> **OBJECTIVE**
Transcribe all of the material exactly, except for its pictures.

> **GIVEN DATA**
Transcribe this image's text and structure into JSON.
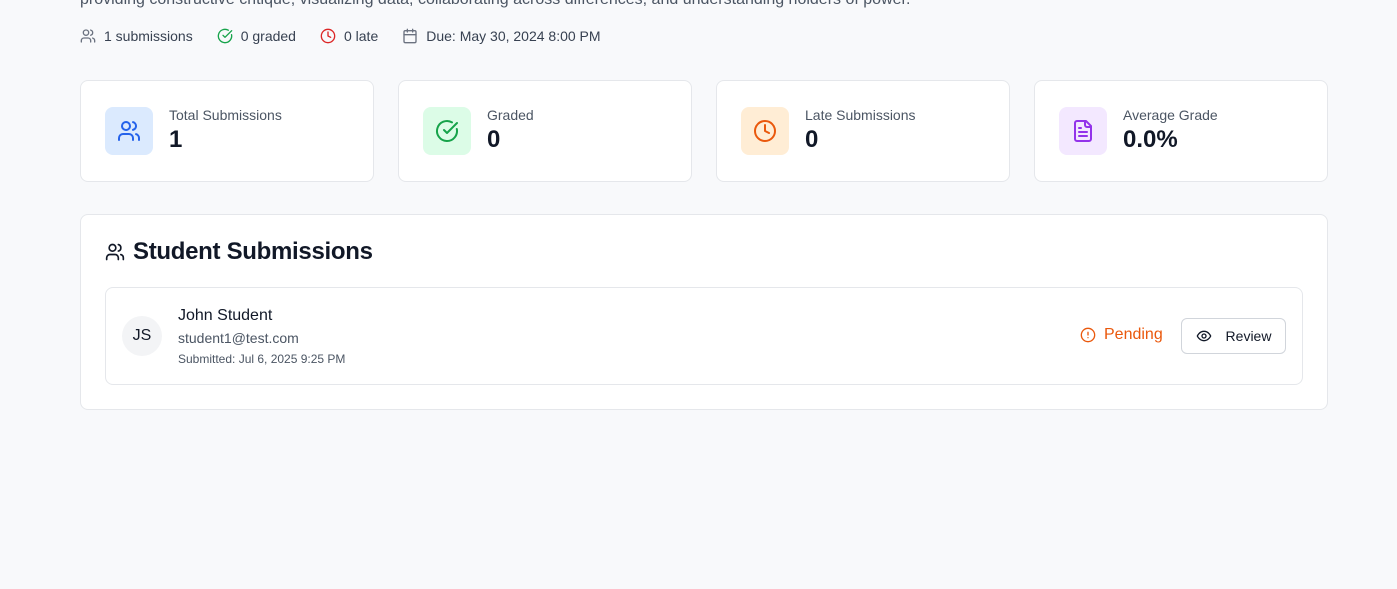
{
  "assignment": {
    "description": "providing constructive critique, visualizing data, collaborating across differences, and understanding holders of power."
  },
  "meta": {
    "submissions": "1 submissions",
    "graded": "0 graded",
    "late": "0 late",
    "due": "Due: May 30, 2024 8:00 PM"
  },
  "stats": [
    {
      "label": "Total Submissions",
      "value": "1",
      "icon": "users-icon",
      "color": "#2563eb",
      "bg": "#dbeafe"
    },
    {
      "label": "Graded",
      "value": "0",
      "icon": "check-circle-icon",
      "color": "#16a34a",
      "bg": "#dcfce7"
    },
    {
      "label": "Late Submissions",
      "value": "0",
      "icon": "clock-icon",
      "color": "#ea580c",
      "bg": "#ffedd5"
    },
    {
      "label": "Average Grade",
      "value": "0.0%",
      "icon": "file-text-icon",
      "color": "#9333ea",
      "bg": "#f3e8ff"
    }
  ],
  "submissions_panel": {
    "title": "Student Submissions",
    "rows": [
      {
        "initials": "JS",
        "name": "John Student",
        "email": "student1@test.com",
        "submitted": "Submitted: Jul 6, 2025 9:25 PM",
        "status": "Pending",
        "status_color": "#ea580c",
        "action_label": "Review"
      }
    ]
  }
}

> **WRITTEN RESPONSE**
Transcribe this image's text and structure into JSON.
{
  "assignment": {
    "description": "providing constructive critique, visualizing data, collaborating across differences, and understanding holders of power."
  },
  "meta": {
    "submissions": "1 submissions",
    "graded": "0 graded",
    "late": "0 late",
    "due": "Due: May 30, 2024 8:00 PM"
  },
  "stats": [
    {
      "label": "Total Submissions",
      "value": "1",
      "icon": "users-icon",
      "color": "#2563eb",
      "bg": "#dbeafe"
    },
    {
      "label": "Graded",
      "value": "0",
      "icon": "check-circle-icon",
      "color": "#16a34a",
      "bg": "#dcfce7"
    },
    {
      "label": "Late Submissions",
      "value": "0",
      "icon": "clock-icon",
      "color": "#ea580c",
      "bg": "#ffedd5"
    },
    {
      "label": "Average Grade",
      "value": "0.0%",
      "icon": "file-text-icon",
      "color": "#9333ea",
      "bg": "#f3e8ff"
    }
  ],
  "submissions_panel": {
    "title": "Student Submissions",
    "rows": [
      {
        "initials": "JS",
        "name": "John Student",
        "email": "student1@test.com",
        "submitted": "Submitted: Jul 6, 2025 9:25 PM",
        "status": "Pending",
        "status_color": "#ea580c",
        "action_label": "Review"
      }
    ]
  }
}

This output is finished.